*WORK REQUIRED*
Pick out the lines below that include the string "function".

*ROWS*
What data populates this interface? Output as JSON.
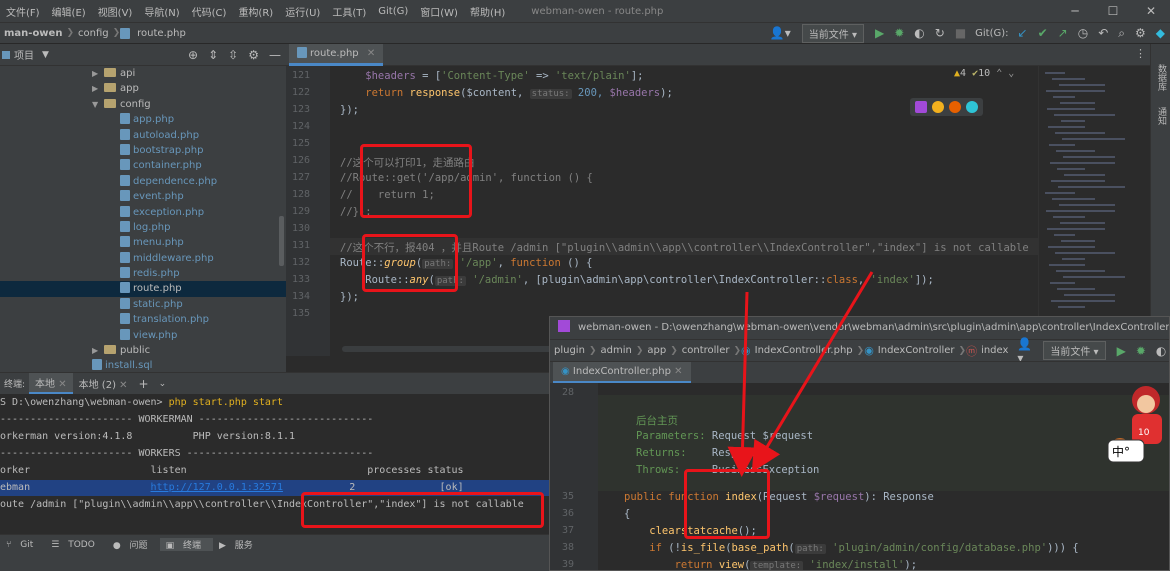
{
  "menu": [
    "文件(F)",
    "编辑(E)",
    "视图(V)",
    "导航(N)",
    "代码(C)",
    "重构(R)",
    "运行(U)",
    "工具(T)",
    "Git(G)",
    "窗口(W)",
    "帮助(H)"
  ],
  "window_title": "webman-owen - route.php",
  "nav": {
    "project": "man-owen",
    "folder": "config",
    "file": "route.php",
    "run_config": "当前文件",
    "git_label": "Git(G):"
  },
  "project_panel": {
    "title": "项目",
    "tree": [
      {
        "label": "api",
        "type": "folder",
        "indent": 92
      },
      {
        "label": "app",
        "type": "folder",
        "indent": 92
      },
      {
        "label": "config",
        "type": "folder-open",
        "indent": 92
      },
      {
        "label": "app.php",
        "type": "php",
        "indent": 120
      },
      {
        "label": "autoload.php",
        "type": "php",
        "indent": 120
      },
      {
        "label": "bootstrap.php",
        "type": "php",
        "indent": 120
      },
      {
        "label": "container.php",
        "type": "php",
        "indent": 120
      },
      {
        "label": "dependence.php",
        "type": "php",
        "indent": 120
      },
      {
        "label": "event.php",
        "type": "php",
        "indent": 120
      },
      {
        "label": "exception.php",
        "type": "php",
        "indent": 120
      },
      {
        "label": "log.php",
        "type": "php",
        "indent": 120
      },
      {
        "label": "menu.php",
        "type": "php",
        "indent": 120
      },
      {
        "label": "middleware.php",
        "type": "php",
        "indent": 120
      },
      {
        "label": "redis.php",
        "type": "php",
        "indent": 120
      },
      {
        "label": "route.php",
        "type": "php",
        "indent": 120,
        "selected": true
      },
      {
        "label": "static.php",
        "type": "php",
        "indent": 120
      },
      {
        "label": "translation.php",
        "type": "php",
        "indent": 120
      },
      {
        "label": "view.php",
        "type": "php",
        "indent": 120
      },
      {
        "label": "public",
        "type": "folder",
        "indent": 92
      },
      {
        "label": "install.sql",
        "type": "file",
        "indent": 92
      }
    ]
  },
  "editor": {
    "tab": "route.php",
    "inspections": {
      "warnings": "4",
      "weak": "10"
    },
    "line_numbers": [
      "121",
      "122",
      "123",
      "124",
      "125",
      "126",
      "127",
      "128",
      "129",
      "130",
      "131",
      "132",
      "133",
      "134",
      "135"
    ]
  },
  "code_text": {
    "l121a": "    $headers",
    "l121b": " = [",
    "l121c": "'Content-Type'",
    "l121d": " => ",
    "l121e": "'text/plain'",
    "l121f": "];",
    "l122a": "    return ",
    "l122b": "response",
    "l122c": "($content, ",
    "l122h": "status:",
    "l122d": " 200, ",
    "l122e": "$headers",
    "l122f": ");",
    "l123": "});",
    "l126": "//这个可以打印1，走通路由",
    "l127": "//Route::get('/app/admin', function () {",
    "l128": "//    return 1;",
    "l129": "//});",
    "l131": "//这个不行，报404 ，并且Route /admin [\"plugin\\\\admin\\\\app\\\\controller\\\\IndexController\",\"index\"] is not callable",
    "l132a": "Route::",
    "l132b": "group",
    "l132c": "(",
    "l132h": "path:",
    "l132d": " '/app'",
    "l132e": ", ",
    "l132f": "function",
    "l132g": " () {",
    "l133a": "    Route::",
    "l133b": "any",
    "l133c": "(",
    "l133h": "path:",
    "l133d": " '/admin'",
    "l133e": ", [plugin\\admin\\app\\controller\\IndexController::",
    "l133f": "class",
    "l133g": ", ",
    "l133i": "'index'",
    "l133j": "]);",
    "l134": "});"
  },
  "terminal": {
    "label": "终端:",
    "tab1": "本地",
    "tab2": "本地 (2)",
    "lines": [
      "S D:\\owenzhang\\webman-owen> php start.php start",
      "---------------------- WORKERMAN -----------------------------",
      "orkerman version:4.1.8          PHP version:8.1.1",
      "---------------------- WORKERS -------------------------------",
      "orker                    listen                              processes status",
      "ebman                    ",
      "oute /admin [\"plugin\\\\admin\\\\app\\\\controller\\\\IndexController\",\"index\"] is not callable"
    ],
    "cmd_prefix": "S D:\\owenzhang\\webman-owen> ",
    "cmd": "php start.php start",
    "link": "http://127.0.0.1:32571",
    "proc": "2",
    "status": "[ok]"
  },
  "statusbar": [
    "Git",
    "TODO",
    "问题",
    "终端",
    "服务"
  ],
  "popup": {
    "title": "webman-owen - D:\\owenzhang\\webman-owen\\vendor\\webman\\admin\\src\\plugin\\admin\\app\\controller\\IndexController.php",
    "crumbs": [
      "plugin",
      "admin",
      "app",
      "controller",
      "IndexController.php",
      "IndexController",
      "index"
    ],
    "run_config": "当前文件",
    "tab": "IndexController.php",
    "line_numbers": [
      "28",
      "",
      "",
      "",
      "",
      "35",
      "36",
      "37",
      "38",
      "39"
    ],
    "doc": {
      "title": "后台主页",
      "params_label": "Parameters:",
      "params": "Request $request",
      "returns_label": "Returns:",
      "returns": "Response",
      "throws_label": "Throws:",
      "throws": "BusinessException"
    },
    "code": {
      "l35a": "public ",
      "l35b": "function ",
      "l35c": "index",
      "l35d": "(Request ",
      "l35e": "$request",
      "l35f": "): Response",
      "l36": "{",
      "l37a": "    clearstatcache",
      "l37b": "();",
      "l38a": "    if ",
      "l38b": "(!",
      "l38c": "is_file",
      "l38d": "(",
      "l38e": "base_path",
      "l38f": "(",
      "l38h": "path:",
      "l38g": " 'plugin/admin/config/database.php'",
      "l38i": "))) {",
      "l39a": "        return ",
      "l39b": "view",
      "l39c": "(",
      "l39h": "template:",
      "l39d": " 'index/install'",
      "l39e": ");"
    }
  },
  "right_labels": [
    "数据库",
    "通知"
  ],
  "colors": {
    "accent": "#4a88c7",
    "annotation": "#e8141a"
  }
}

*ANSWER*
    "l127": "//Route::get('/app/admin', function () {",
    "l132f": "function",
      "l35b": "function ",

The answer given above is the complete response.